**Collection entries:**
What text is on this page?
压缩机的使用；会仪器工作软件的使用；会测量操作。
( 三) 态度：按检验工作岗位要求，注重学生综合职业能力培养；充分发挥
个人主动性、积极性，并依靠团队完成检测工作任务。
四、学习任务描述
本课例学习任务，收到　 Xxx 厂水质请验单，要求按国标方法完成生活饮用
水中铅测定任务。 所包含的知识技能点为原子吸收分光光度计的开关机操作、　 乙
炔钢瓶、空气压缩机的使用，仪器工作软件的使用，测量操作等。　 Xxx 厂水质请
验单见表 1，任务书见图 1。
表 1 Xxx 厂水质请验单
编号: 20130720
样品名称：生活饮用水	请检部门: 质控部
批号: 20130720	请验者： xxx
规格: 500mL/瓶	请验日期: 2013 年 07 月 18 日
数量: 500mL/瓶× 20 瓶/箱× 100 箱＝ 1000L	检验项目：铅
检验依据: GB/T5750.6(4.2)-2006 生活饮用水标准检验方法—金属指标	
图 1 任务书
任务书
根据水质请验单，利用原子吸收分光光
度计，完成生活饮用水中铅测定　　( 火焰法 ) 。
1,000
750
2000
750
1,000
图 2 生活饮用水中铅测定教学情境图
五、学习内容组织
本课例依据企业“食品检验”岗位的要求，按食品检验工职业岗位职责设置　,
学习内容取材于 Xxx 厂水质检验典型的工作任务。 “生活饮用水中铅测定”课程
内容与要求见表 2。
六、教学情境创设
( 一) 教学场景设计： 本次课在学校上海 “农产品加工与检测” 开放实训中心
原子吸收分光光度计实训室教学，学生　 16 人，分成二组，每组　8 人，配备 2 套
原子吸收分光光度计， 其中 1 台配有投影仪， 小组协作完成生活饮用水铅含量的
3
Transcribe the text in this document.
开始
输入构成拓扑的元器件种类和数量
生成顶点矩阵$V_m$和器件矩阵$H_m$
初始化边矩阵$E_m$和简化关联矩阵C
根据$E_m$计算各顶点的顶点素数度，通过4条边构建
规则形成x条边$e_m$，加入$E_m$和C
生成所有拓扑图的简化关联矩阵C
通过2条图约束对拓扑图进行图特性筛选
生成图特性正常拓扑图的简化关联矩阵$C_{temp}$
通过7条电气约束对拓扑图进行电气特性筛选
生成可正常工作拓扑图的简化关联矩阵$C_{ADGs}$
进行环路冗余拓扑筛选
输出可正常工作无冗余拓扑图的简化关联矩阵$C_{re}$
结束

**Goal of the exercise:**
Everything from the line with "Transcribe the text in this document." to the end of the listing above needs to be duplicated exactly, both end lines included, with nothing more.

**Written reply:**
Transcribe the text in this document.
开始
输入构成拓扑的元器件种类和数量
生成顶点矩阵$V_m$和器件矩阵$H_m$
初始化边矩阵$E_m$和简化关联矩阵C
根据$E_m$计算各顶点的顶点素数度，通过4条边构建
规则形成x条边$e_m$，加入$E_m$和C
生成所有拓扑图的简化关联矩阵C
通过2条图约束对拓扑图进行图特性筛选
生成图特性正常拓扑图的简化关联矩阵$C_{temp}$
通过7条电气约束对拓扑图进行电气特性筛选
生成可正常工作拓扑图的简化关联矩阵$C_{ADGs}$
进行环路冗余拓扑筛选
输出可正常工作无冗余拓扑图的简化关联矩阵$C_{re}$
结束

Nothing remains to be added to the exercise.